Each line that holds the word "APPLY" counts once; report how many lines do so and nothing else.

[Begin STORED DATA]

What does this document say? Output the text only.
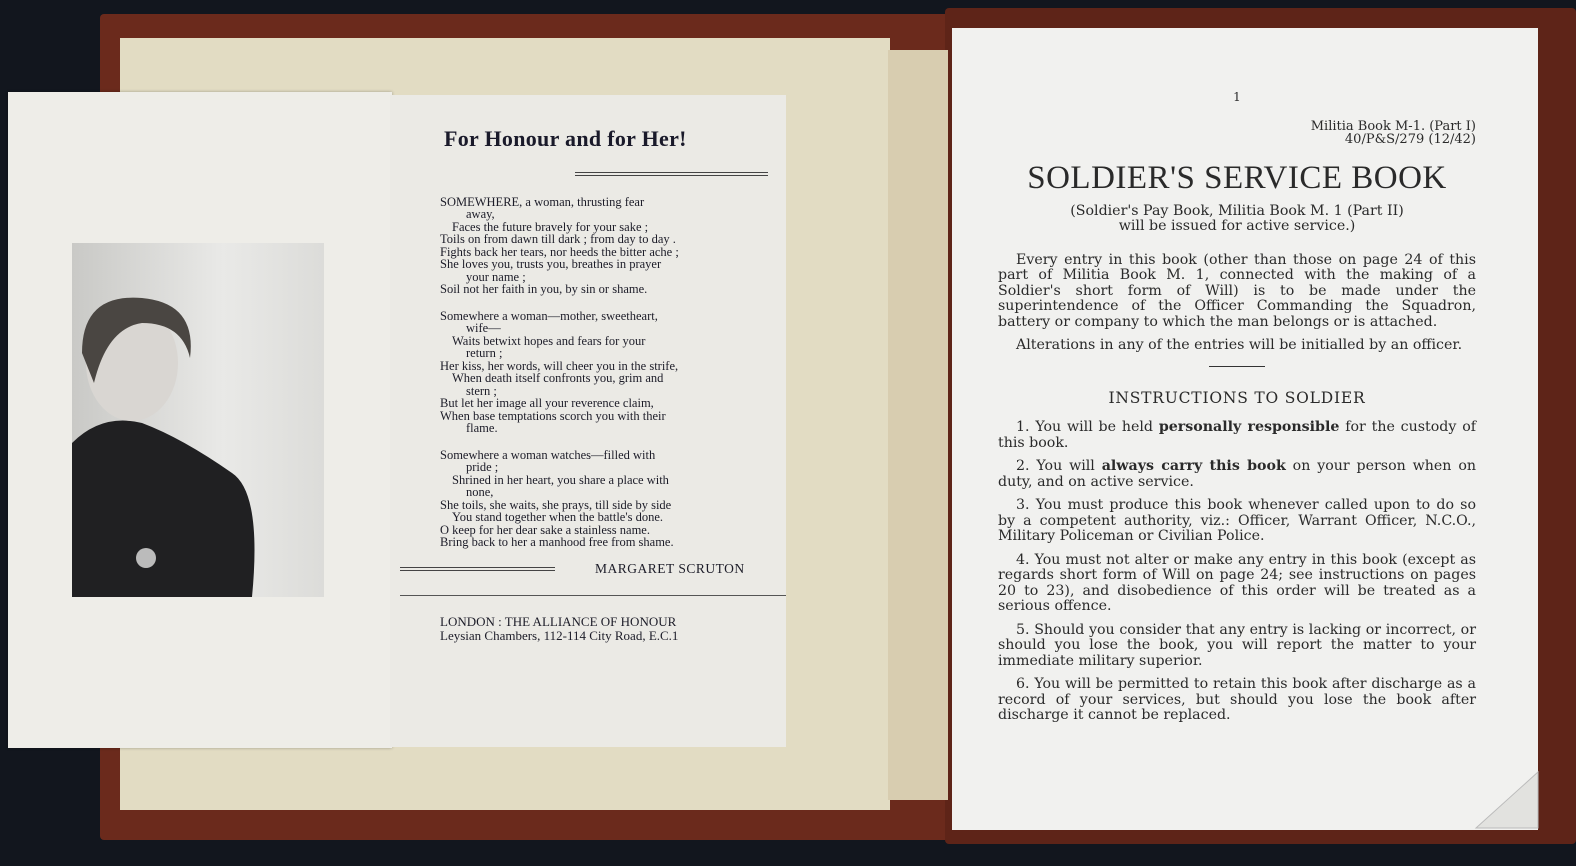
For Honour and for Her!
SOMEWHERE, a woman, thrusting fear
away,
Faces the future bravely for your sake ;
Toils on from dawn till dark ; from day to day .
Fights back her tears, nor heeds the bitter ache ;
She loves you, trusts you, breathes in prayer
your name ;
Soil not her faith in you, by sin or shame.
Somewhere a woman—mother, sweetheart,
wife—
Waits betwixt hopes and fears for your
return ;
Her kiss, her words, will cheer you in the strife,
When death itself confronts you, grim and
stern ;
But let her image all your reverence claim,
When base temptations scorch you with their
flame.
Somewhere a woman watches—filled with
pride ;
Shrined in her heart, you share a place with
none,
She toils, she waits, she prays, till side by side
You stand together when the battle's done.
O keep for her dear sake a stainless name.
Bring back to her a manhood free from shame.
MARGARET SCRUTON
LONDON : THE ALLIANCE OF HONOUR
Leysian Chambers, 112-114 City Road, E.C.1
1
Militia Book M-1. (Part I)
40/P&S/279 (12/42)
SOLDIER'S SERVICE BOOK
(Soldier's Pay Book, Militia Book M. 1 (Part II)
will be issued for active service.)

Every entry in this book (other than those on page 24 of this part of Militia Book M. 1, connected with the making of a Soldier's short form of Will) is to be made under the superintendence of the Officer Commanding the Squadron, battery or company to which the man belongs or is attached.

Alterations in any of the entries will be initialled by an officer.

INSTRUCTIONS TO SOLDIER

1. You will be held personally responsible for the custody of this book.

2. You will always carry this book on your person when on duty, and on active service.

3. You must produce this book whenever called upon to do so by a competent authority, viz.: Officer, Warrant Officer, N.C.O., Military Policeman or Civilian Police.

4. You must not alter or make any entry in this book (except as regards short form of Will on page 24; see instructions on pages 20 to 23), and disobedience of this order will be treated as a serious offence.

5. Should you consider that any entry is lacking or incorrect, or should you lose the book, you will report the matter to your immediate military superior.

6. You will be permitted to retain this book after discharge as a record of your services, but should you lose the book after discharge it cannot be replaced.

[End STORED DATA]
[Begin STORED DATA]

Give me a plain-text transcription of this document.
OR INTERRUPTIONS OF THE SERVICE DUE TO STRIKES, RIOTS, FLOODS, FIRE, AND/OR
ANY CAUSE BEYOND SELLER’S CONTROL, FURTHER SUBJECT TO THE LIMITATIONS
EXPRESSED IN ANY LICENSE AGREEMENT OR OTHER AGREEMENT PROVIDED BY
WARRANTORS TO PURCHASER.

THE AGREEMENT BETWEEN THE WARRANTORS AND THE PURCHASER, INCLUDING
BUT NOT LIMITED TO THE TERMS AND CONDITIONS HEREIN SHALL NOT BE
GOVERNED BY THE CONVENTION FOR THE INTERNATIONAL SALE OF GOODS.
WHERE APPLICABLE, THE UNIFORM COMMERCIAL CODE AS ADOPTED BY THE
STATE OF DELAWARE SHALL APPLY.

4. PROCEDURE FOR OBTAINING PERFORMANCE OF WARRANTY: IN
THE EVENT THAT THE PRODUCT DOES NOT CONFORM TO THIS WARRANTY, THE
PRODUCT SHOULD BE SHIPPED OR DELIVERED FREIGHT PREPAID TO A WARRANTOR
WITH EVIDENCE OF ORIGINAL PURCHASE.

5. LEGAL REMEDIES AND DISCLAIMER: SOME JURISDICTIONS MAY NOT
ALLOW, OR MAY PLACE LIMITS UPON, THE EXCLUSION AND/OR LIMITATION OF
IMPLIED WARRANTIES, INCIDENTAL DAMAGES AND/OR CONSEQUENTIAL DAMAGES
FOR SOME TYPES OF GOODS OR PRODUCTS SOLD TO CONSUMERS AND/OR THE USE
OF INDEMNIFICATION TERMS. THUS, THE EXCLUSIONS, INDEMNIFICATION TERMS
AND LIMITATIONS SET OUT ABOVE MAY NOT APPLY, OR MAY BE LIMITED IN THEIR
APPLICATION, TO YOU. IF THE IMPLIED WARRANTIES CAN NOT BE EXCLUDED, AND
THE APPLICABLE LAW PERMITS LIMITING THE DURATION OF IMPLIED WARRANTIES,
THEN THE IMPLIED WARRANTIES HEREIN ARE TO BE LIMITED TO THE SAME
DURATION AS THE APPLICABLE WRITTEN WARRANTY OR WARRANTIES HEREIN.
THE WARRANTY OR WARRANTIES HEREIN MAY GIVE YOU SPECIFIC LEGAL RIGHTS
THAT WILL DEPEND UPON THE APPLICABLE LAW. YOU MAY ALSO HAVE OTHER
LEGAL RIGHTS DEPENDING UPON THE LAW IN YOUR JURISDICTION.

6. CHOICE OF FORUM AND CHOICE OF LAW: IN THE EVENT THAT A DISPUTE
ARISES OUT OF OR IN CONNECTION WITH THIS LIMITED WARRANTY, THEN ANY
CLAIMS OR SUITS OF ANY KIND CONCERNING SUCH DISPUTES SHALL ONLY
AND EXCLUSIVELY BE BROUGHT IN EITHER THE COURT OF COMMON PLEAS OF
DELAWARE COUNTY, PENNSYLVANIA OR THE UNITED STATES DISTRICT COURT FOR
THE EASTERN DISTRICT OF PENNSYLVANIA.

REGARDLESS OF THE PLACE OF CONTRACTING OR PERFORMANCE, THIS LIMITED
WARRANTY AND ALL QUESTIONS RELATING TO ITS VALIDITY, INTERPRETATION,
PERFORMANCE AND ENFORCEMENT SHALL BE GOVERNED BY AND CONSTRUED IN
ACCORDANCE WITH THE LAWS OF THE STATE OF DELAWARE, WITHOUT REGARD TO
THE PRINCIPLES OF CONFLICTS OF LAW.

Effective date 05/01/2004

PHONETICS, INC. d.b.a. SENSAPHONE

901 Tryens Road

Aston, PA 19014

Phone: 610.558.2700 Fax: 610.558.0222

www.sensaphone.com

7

[End STORED DATA]
[Begin STORED DATA]

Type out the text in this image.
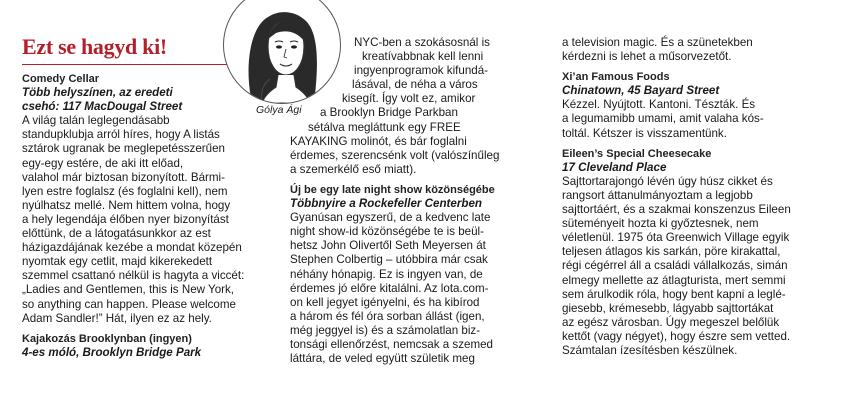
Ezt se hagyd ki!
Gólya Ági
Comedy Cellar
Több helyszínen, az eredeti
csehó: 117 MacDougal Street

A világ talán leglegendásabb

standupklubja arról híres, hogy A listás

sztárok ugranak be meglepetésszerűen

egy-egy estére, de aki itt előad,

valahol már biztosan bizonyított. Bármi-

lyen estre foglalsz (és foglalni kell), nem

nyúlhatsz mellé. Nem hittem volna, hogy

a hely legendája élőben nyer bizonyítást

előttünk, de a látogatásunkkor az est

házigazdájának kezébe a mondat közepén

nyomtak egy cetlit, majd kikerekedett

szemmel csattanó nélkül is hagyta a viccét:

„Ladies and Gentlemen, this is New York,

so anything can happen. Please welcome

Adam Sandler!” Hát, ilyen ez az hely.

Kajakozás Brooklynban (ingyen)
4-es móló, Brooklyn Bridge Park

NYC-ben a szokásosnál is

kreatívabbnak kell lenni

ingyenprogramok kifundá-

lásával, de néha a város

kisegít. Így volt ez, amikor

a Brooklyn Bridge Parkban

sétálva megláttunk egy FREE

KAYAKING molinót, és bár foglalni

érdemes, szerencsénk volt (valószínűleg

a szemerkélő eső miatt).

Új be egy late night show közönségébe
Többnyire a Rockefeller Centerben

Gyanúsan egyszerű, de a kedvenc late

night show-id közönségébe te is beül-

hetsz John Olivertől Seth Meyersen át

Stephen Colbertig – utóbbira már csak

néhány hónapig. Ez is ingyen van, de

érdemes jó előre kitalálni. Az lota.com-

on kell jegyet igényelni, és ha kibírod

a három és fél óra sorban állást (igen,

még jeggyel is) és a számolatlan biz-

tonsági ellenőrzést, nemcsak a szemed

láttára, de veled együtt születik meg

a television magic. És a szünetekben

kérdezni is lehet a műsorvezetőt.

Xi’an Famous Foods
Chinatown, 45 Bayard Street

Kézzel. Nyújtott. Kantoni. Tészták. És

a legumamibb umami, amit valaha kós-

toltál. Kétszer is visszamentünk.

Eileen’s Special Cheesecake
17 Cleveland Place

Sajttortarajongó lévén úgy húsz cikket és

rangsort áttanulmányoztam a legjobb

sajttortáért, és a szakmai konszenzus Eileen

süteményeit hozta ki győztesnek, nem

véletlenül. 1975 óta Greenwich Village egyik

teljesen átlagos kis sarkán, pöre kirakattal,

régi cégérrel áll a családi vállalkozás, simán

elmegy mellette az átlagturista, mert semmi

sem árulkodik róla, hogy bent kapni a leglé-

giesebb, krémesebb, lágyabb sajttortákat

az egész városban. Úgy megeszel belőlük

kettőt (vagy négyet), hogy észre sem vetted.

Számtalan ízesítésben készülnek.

[End STORED DATA]

## WRITTEN SOLUTION
2